──────── PROVIDED ENTRIES ────────

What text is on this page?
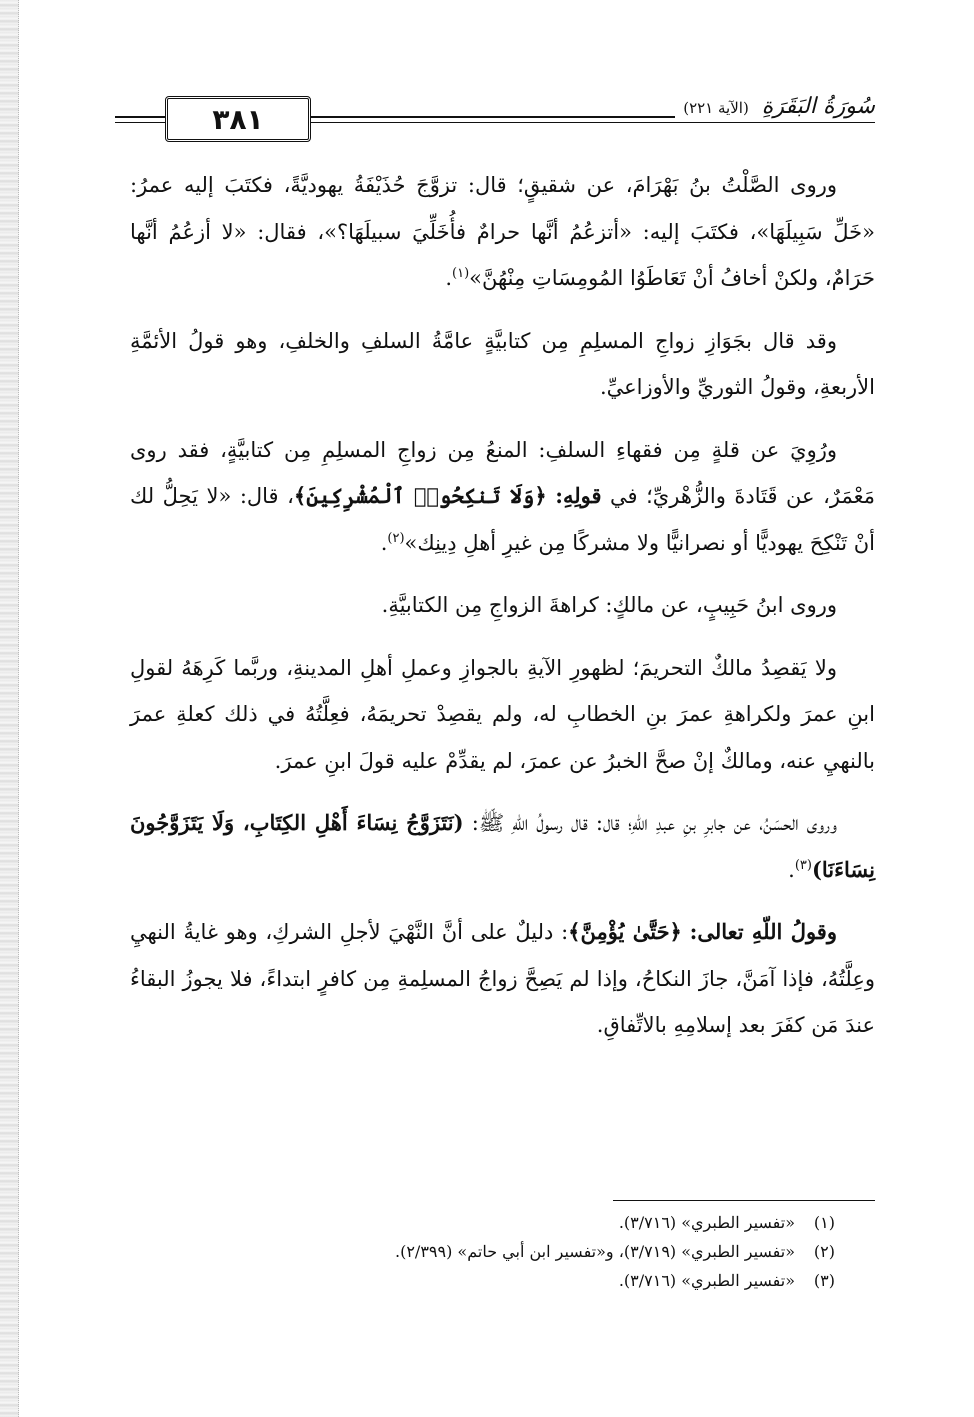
٣٨١	سُورَةُ البَقَرَةِ (الآية ٢٢١)

وروى الصَّلْتُ بنُ بَهْرَامَ، عن شقيقٍ؛ قال: تزوَّجَ حُذَيْفَةُ يهوديَّةً، فكتَبَ إليه عمرُ: «خَلِّ سَبِيلَهَا»، فكتَبَ إليه: «أتزعُمُ أنَّها حرامٌ فأُخَلِّيَ سبيلَهَا؟»، فقال: «لا أزعُمُ أنَّها حَرَامٌ، ولكنْ أخافُ أنْ تَعَاطَوُا المُومِسَاتِ مِنْهُنَّ»$^{(١)}$.

وقد قال بجَوَازِ زواجِ المسلِمِ مِن كتابيَّةٍ عامَّةُ السلفِ والخلفِ، وهو قولُ الأئمَّةِ الأربعةِ، وقولُ الثوريِّ والأوزاعيِّ.

ورُوِيَ عن قلةٍ مِن فقهاءِ السلفِ: المنعُ مِن زواجِ المسلِمِ مِن كتابيَّةٍ، فقد روى مَعْمَرٌ، عن قَتَادةَ والزُّهْريِّ؛ في قولِهِ: ﴿وَلَا تَنكِحُوا۟ ٱلْمُشْرِكِينَ﴾، قال: «لا يَحِلُّ لك أنْ تَنْكِحَ يهوديًّا أو نصرانيًّا ولا مشركًا مِن غيرِ أهلِ دِينِك»$^{(٢)}$.

وروى ابنُ حَبِيبٍ، عن مالكٍ: كراهةَ الزواجِ مِن الكتابيَّةِ.

ولا يَقصِدُ مالكٌ التحريمَ؛ لظهورِ الآيةِ بالجوازِ وعملِ أهلِ المدينةِ، وربَّما كَرِهَهُ لقولِ ابنِ عمرَ ولكراهةِ عمرَ بنِ الخطابِ له، ولم يقصِدْ تحريمَهُ، فعِلَّتُهُ في ذلك كعلةِ عمرَ بالنهيِ عنه، ومالكٌ إنْ صحَّ الخبرُ عن عمرَ، لم يقدِّمْ عليه قولَ ابنِ عمرَ.

وروى الحسَنُ، عن جابرِ بنِ عبدِ اللهِ؛ قال: قال رسولُ اللهِ ﷺ: (نَتَزَوَّجُ نِسَاءَ أَهْلِ الكِتَابِ، وَلَا يَتَزَوَّجُونَ نِسَاءَنَا)$^{(٣)}$.

وقولُ اللّهِ تعالى: ﴿حَتَّىٰ يُؤْمِنَّ﴾: دليلٌ على أنَّ النَّهْيَ لأجلِ الشركِ، وهو غايةُ النهيِ وعِلَّتُهُ، فإذا آمَنَّ، جازَ النكاحُ، وإذا لم يَصِحَّ زواجُ المسلِمةِ مِن كافرٍ ابتداءً، فلا يجوزُ البقاءُ عندَ مَن كفَرَ بعد إسلامِهِ بالاتِّفاقِ.

(١)«تفسير الطبري» (٣/٧١٦).
(٢)«تفسير الطبري» (٣/٧١٩)، و«تفسير ابن أبي حاتم» (٢/٣٩٩).
(٣)«تفسير الطبري» (٣/٧١٦).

────────

GOAL - Without the pictures, print the records in full, exactly as they appear.

THE REPLY -
What text is on this page?
٣٨١	سُورَةُ البَقَرَةِ (الآية ٢٢١)

وروى الصَّلْتُ بنُ بَهْرَامَ، عن شقيقٍ؛ قال: تزوَّجَ حُذَيْفَةُ يهوديَّةً، فكتَبَ إليه عمرُ: «خَلِّ سَبِيلَهَا»، فكتَبَ إليه: «أتزعُمُ أنَّها حرامٌ فأُخَلِّيَ سبيلَهَا؟»، فقال: «لا أزعُمُ أنَّها حَرَامٌ، ولكنْ أخافُ أنْ تَعَاطَوُا المُومِسَاتِ مِنْهُنَّ»$^{(١)}$.

وقد قال بجَوَازِ زواجِ المسلِمِ مِن كتابيَّةٍ عامَّةُ السلفِ والخلفِ، وهو قولُ الأئمَّةِ الأربعةِ، وقولُ الثوريِّ والأوزاعيِّ.

ورُوِيَ عن قلةٍ مِن فقهاءِ السلفِ: المنعُ مِن زواجِ المسلِمِ مِن كتابيَّةٍ، فقد روى مَعْمَرٌ، عن قَتَادةَ والزُّهْريِّ؛ في قولِهِ: ﴿وَلَا تَنكِحُوا۟ ٱلْمُشْرِكِينَ﴾، قال: «لا يَحِلُّ لك أنْ تَنْكِحَ يهوديًّا أو نصرانيًّا ولا مشركًا مِن غيرِ أهلِ دِينِك»$^{(٢)}$.

وروى ابنُ حَبِيبٍ، عن مالكٍ: كراهةَ الزواجِ مِن الكتابيَّةِ.

ولا يَقصِدُ مالكٌ التحريمَ؛ لظهورِ الآيةِ بالجوازِ وعملِ أهلِ المدينةِ، وربَّما كَرِهَهُ لقولِ ابنِ عمرَ ولكراهةِ عمرَ بنِ الخطابِ له، ولم يقصِدْ تحريمَهُ، فعِلَّتُهُ في ذلك كعلةِ عمرَ بالنهيِ عنه، ومالكٌ إنْ صحَّ الخبرُ عن عمرَ، لم يقدِّمْ عليه قولَ ابنِ عمرَ.

وروى الحسَنُ، عن جابرِ بنِ عبدِ اللهِ؛ قال: قال رسولُ اللهِ ﷺ: (نَتَزَوَّجُ نِسَاءَ أَهْلِ الكِتَابِ، وَلَا يَتَزَوَّجُونَ نِسَاءَنَا)$^{(٣)}$.

وقولُ اللّهِ تعالى: ﴿حَتَّىٰ يُؤْمِنَّ﴾: دليلٌ على أنَّ النَّهْيَ لأجلِ الشركِ، وهو غايةُ النهيِ وعِلَّتُهُ، فإذا آمَنَّ، جازَ النكاحُ، وإذا لم يَصِحَّ زواجُ المسلِمةِ مِن كافرٍ ابتداءً، فلا يجوزُ البقاءُ عندَ مَن كفَرَ بعد إسلامِهِ بالاتِّفاقِ.

(١)«تفسير الطبري» (٣/٧١٦).
(٢)«تفسير الطبري» (٣/٧١٩)، و«تفسير ابن أبي حاتم» (٢/٣٩٩).
(٣)«تفسير الطبري» (٣/٧١٦).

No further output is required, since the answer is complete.